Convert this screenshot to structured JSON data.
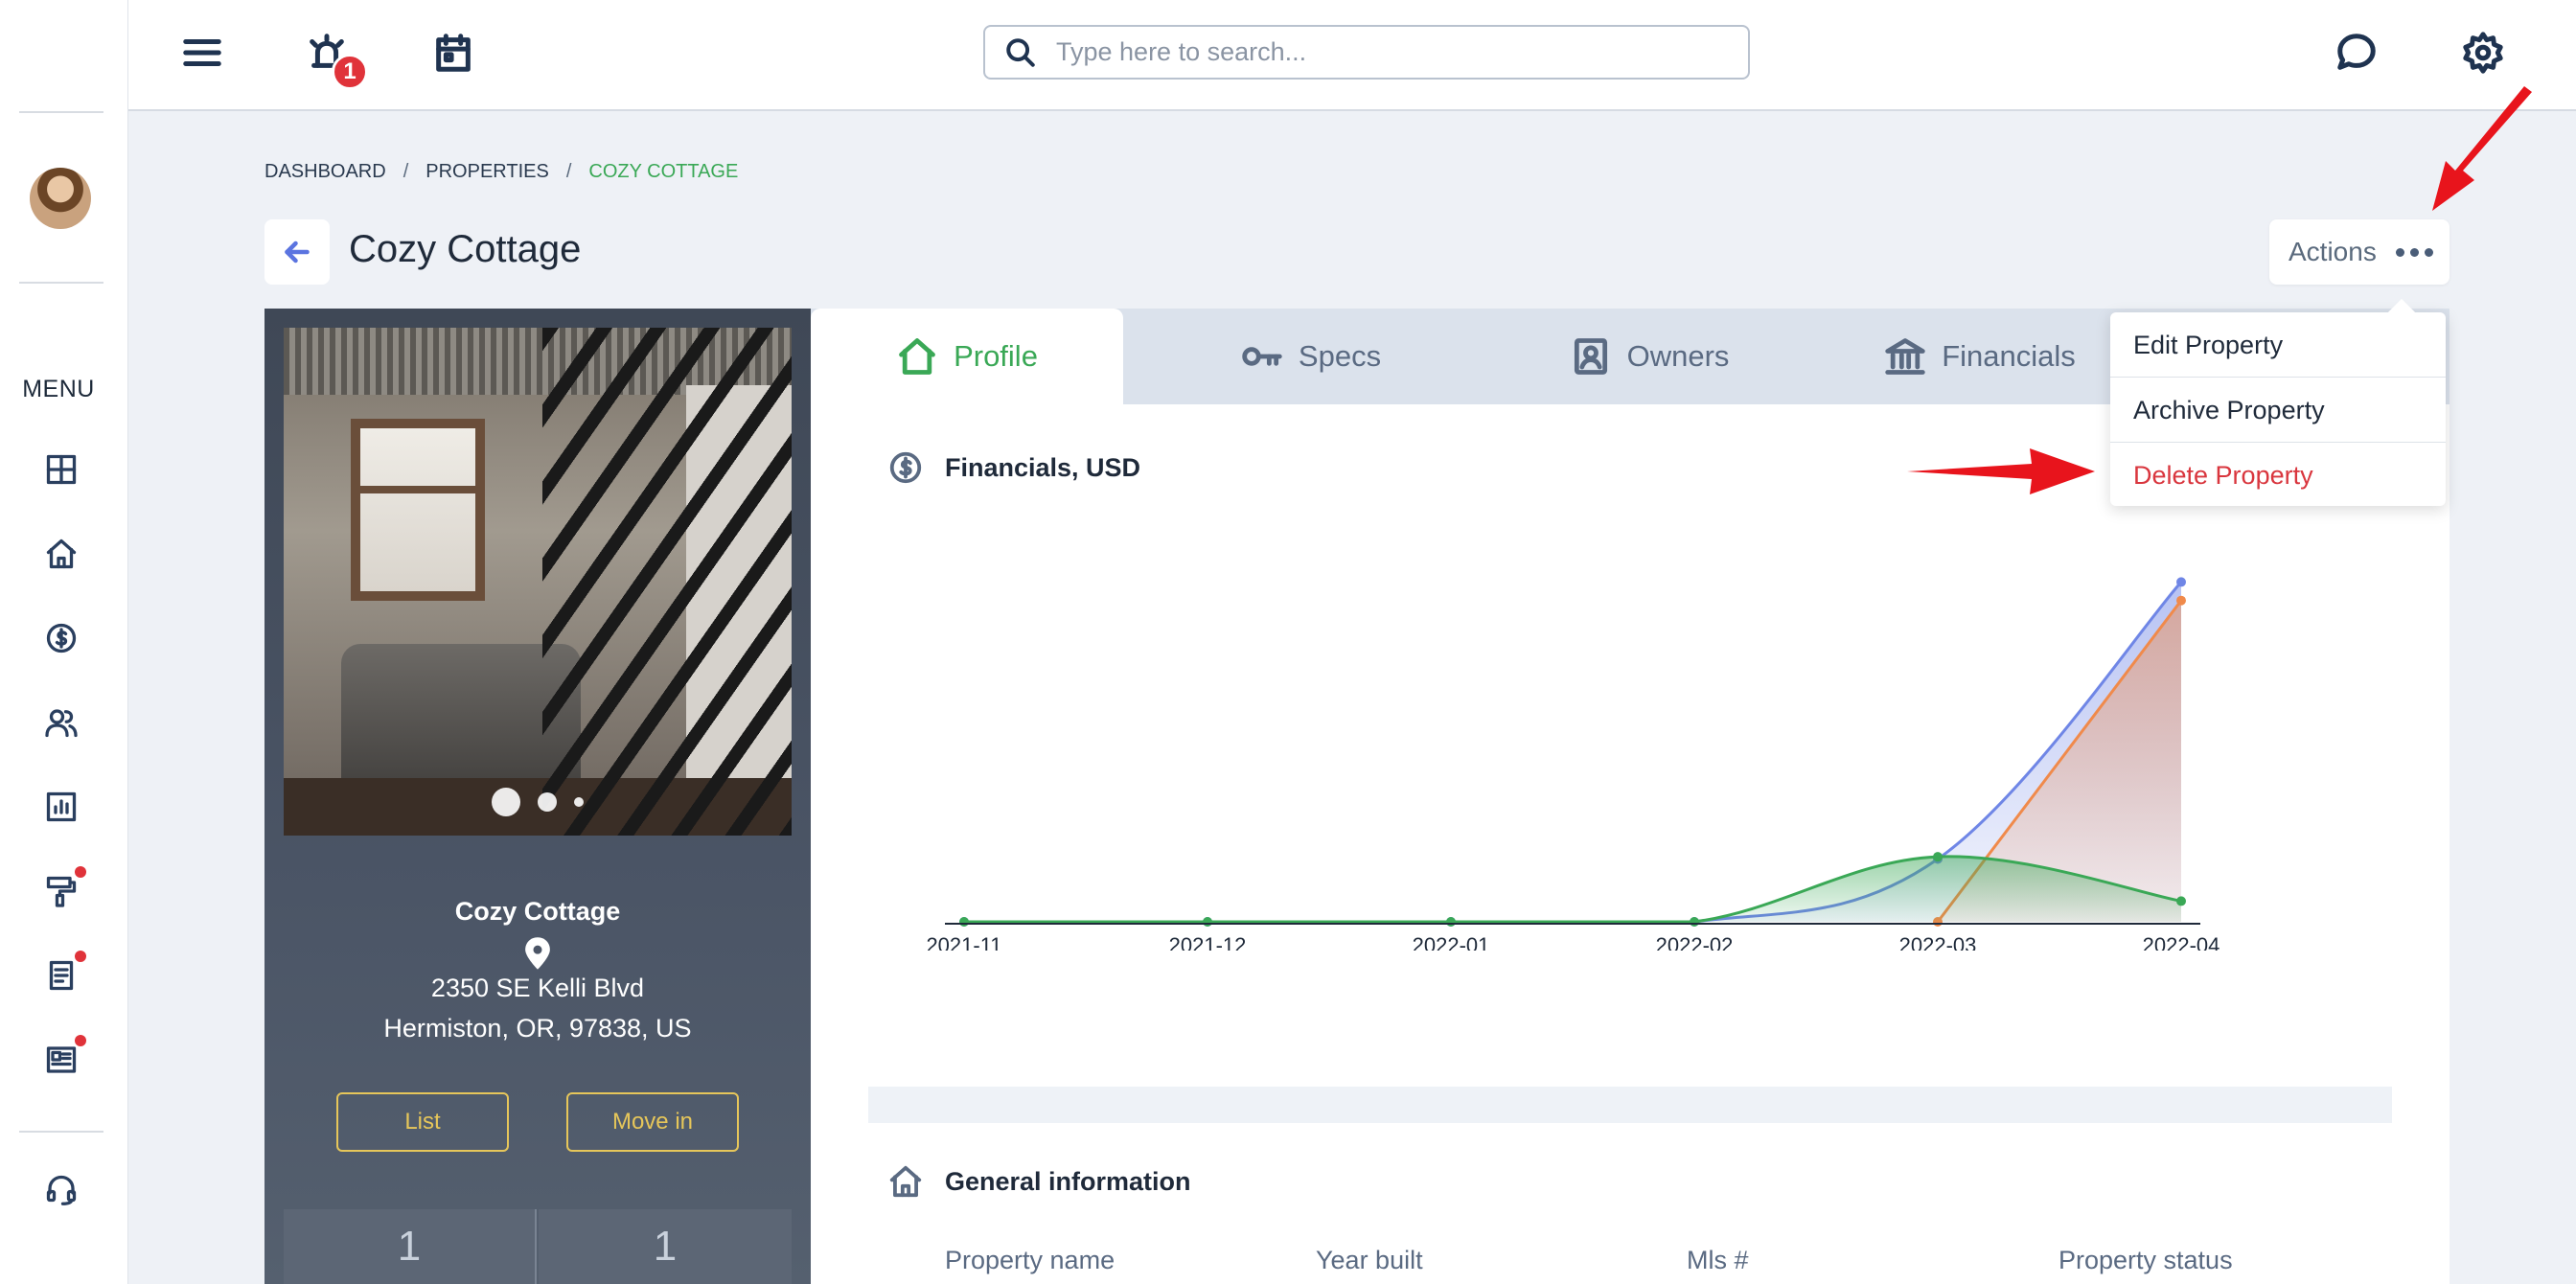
{
  "header": {
    "notification_count": "1",
    "search_placeholder": "Type here to search..."
  },
  "sidebar": {
    "menu_label": "MENU",
    "items": [
      {
        "name": "dashboard"
      },
      {
        "name": "properties"
      },
      {
        "name": "financials"
      },
      {
        "name": "people"
      },
      {
        "name": "reports"
      },
      {
        "name": "maintenance",
        "dot": true
      },
      {
        "name": "documents",
        "dot": true
      },
      {
        "name": "news",
        "dot": true
      }
    ]
  },
  "breadcrumb": {
    "items": [
      "DASHBOARD",
      "PROPERTIES",
      "COZY COTTAGE"
    ],
    "separator": "/"
  },
  "page": {
    "title": "Cozy Cottage",
    "actions_label": "Actions"
  },
  "actions_menu": {
    "items": [
      "Edit Property",
      "Archive Property",
      "Delete Property"
    ]
  },
  "property_card": {
    "name": "Cozy Cottage",
    "address_line1": "2350 SE Kelli Blvd",
    "address_line2": "Hermiston, OR, 97838, US",
    "list_button": "List",
    "move_in_button": "Move in",
    "stats": [
      "1",
      "1"
    ]
  },
  "tabs": [
    {
      "label": "Profile",
      "icon": "home-icon",
      "active": true
    },
    {
      "label": "Specs",
      "icon": "key-icon"
    },
    {
      "label": "Owners",
      "icon": "owner-icon"
    },
    {
      "label": "Financials",
      "icon": "bank-icon"
    }
  ],
  "financials_section": {
    "title": "Financials, USD"
  },
  "chart_data": {
    "type": "area",
    "categories": [
      "2021-11",
      "2021-12",
      "2022-01",
      "2022-02",
      "2022-03",
      "2022-04"
    ],
    "series": [
      {
        "color": "#6f86e6",
        "values": [
          0,
          0,
          0,
          0,
          85,
          460
        ]
      },
      {
        "color": "#f08a4b",
        "values": [
          null,
          null,
          null,
          null,
          0,
          435
        ]
      },
      {
        "color": "#3aa856",
        "values": [
          0,
          0,
          0,
          0,
          88,
          28
        ]
      }
    ],
    "ylim": [
      0,
      480
    ],
    "grid": false,
    "legend": "none"
  },
  "general_section": {
    "title": "General information",
    "fields": [
      "Property name",
      "Year built",
      "Mls #",
      "Property status"
    ]
  },
  "colors": {
    "accent_green": "#3aa856",
    "danger_red": "#d9363e",
    "annotation_red": "#e8141c",
    "button_yellow": "#e6c65a"
  }
}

- _THE EXERCISE_
Note every line above where the string "icon" shows up, and copy those lines.

- _COMPLETED TASK_
      "icon": "home-icon",
      "icon": "key-icon"
      "icon": "owner-icon"
      "icon": "bank-icon"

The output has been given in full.